→ WORK TO COMPLETE:
Convert every line of the entries below into a single numbered list, omitting any blank lines.

→ ENTRIES SUPPLIED:
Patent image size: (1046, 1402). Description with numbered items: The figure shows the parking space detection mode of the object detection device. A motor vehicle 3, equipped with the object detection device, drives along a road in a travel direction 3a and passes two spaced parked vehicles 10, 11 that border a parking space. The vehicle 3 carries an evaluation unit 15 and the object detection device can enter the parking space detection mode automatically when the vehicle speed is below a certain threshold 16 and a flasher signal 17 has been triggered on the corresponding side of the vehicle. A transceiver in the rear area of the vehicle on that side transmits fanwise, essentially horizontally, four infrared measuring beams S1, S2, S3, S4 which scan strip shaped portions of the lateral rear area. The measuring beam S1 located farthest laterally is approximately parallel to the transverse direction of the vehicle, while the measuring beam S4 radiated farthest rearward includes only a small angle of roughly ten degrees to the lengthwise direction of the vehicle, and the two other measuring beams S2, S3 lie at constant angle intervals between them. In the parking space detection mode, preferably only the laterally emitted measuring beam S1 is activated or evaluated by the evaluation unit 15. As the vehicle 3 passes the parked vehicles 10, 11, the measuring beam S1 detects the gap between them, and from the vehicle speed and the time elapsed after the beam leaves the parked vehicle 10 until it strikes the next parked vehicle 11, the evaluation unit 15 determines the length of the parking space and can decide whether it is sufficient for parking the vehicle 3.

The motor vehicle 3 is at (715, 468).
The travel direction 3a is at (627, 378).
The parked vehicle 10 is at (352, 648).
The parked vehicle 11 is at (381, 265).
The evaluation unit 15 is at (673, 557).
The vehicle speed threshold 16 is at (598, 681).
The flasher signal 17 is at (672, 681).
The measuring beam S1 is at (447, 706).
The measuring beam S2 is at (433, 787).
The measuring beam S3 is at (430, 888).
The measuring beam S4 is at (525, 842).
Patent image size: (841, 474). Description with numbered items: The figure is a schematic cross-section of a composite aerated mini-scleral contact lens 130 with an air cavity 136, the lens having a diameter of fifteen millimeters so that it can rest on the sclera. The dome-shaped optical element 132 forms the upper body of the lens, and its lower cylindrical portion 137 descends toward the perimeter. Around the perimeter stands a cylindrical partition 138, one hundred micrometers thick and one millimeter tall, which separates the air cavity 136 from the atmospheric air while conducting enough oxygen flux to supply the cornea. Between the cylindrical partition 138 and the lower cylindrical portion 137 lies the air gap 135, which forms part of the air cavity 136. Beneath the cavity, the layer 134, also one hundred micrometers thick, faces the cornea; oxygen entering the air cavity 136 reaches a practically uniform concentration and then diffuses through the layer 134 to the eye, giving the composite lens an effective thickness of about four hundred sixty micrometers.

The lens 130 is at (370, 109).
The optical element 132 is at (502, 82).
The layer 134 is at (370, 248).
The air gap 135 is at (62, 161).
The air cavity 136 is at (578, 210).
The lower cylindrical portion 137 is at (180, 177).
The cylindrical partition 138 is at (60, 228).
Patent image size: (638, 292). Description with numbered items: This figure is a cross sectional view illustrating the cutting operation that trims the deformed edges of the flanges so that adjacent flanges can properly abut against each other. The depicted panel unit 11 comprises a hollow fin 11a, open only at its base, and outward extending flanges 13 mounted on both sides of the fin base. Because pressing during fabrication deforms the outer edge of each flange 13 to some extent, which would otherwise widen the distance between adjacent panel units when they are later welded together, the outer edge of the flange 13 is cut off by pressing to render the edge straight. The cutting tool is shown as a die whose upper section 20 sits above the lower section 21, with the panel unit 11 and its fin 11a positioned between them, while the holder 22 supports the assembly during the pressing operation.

→ TASK ANSWER:
1. Patent image size: (1046, 1402). Description with numbered items: The figure shows the parking space detection mode of the object detection device. A motor vehicle 3, equipped with the object detection device, drives along a road in a travel direction 3a and passes two spaced parked vehicles 10, 11 that border a parking space. The vehicle 3 carries an evaluation unit 15 and the object detection device can enter the parking space detection mode automatically when the vehicle speed is below a certain threshold 16 and a flasher signal 17 has been triggered on the corresponding side of the vehicle. A transceiver in the rear area of the vehicle on that side transmits fanwise, essentially horizontally, four infrared measuring beams S1, S2, S3, S4 which scan strip shaped portions of the lateral rear area. The measuring beam S1 located farthest laterally is approximately parallel to the transverse direction of the vehicle, while the measuring beam S4 radiated farthest rearward includes only a small angle of roughly ten degrees to the lengthwise direction of the vehicle, and the two other measuring beams S2, S3 lie at constant angle intervals between them. In the parking space detection mode, preferably only the laterally emitted measuring beam S1 is activated or evaluated by the evaluation unit 15. As the vehicle 3 passes the parked vehicles 10, 11, the measuring beam S1 detects the gap between them, and from the vehicle speed and the time elapsed after the beam leaves the parked vehicle 10 until it strikes the next parked vehicle 11, the evaluation unit 15 determines the length of the parking space and can decide whether it is sufficient for parking the vehicle 3.
2. The motor vehicle 3 is at (715, 468).
3. The travel direction 3a is at (627, 378).
4. The parked vehicle 10 is at (352, 648).
5. The parked vehicle 11 is at (381, 265).
6. The evaluation unit 15 is at (673, 557).
7. The vehicle speed threshold 16 is at (598, 681).
8. The flasher signal 17 is at (672, 681).
9. The measuring beam S1 is at (447, 706).
10. The measuring beam S2 is at (433, 787).
11. The measuring beam S3 is at (430, 888).
12. The measuring beam S4 is at (525, 842).
13. Patent image size: (841, 474). Description with numbered items: The figure is a schematic cross-section of a composite aerated mini-scleral contact lens 130 with an air cavity 136, the lens having a diameter of fifteen millimeters so that it can rest on the sclera. The dome-shaped optical element 132 forms the upper body of the lens, and its lower cylindrical portion 137 descends toward the perimeter. Around the perimeter stands a cylindrical partition 138, one hundred micrometers thick and one millimeter tall, which separates the air cavity 136 from the atmospheric air while conducting enough oxygen flux to supply the cornea. Between the cylindrical partition 138 and the lower cylindrical portion 137 lies the air gap 135, which forms part of the air cavity 136. Beneath the cavity, the layer 134, also one hundred micrometers thick, faces the cornea; oxygen entering the air cavity 136 reaches a practically uniform concentration and then diffuses through the layer 134 to the eye, giving the composite lens an effective thickness of about four hundred sixty micrometers.
14. The lens 130 is at (370, 109).
15. The optical element 132 is at (502, 82).
16. The layer 134 is at (370, 248).
17. The air gap 135 is at (62, 161).
18. The air cavity 136 is at (578, 210).
19. The lower cylindrical portion 137 is at (180, 177).
20. The cylindrical partition 138 is at (60, 228).
21. Patent image size: (638, 292). Description with numbered items: This figure is a cross sectional view illustrating the cutting operation that trims the deformed edges of the flanges so that adjacent flanges can properly abut against each other. The depicted panel unit 11 comprises a hollow fin 11a, open only at its base, and outward extending flanges 13 mounted on both sides of the fin base. Because pressing during fabrication deforms the outer edge of each flange 13 to some extent, which would otherwise widen the distance between adjacent panel units when they are later welded together, the outer edge of the flange 13 is cut off by pressing to render the edge straight. The cutting tool is shown as a die whose upper section 20 sits above the lower section 21, with the panel unit 11 and its fin 11a positioned between them, while the holder 22 supports the assembly during the pressing operation.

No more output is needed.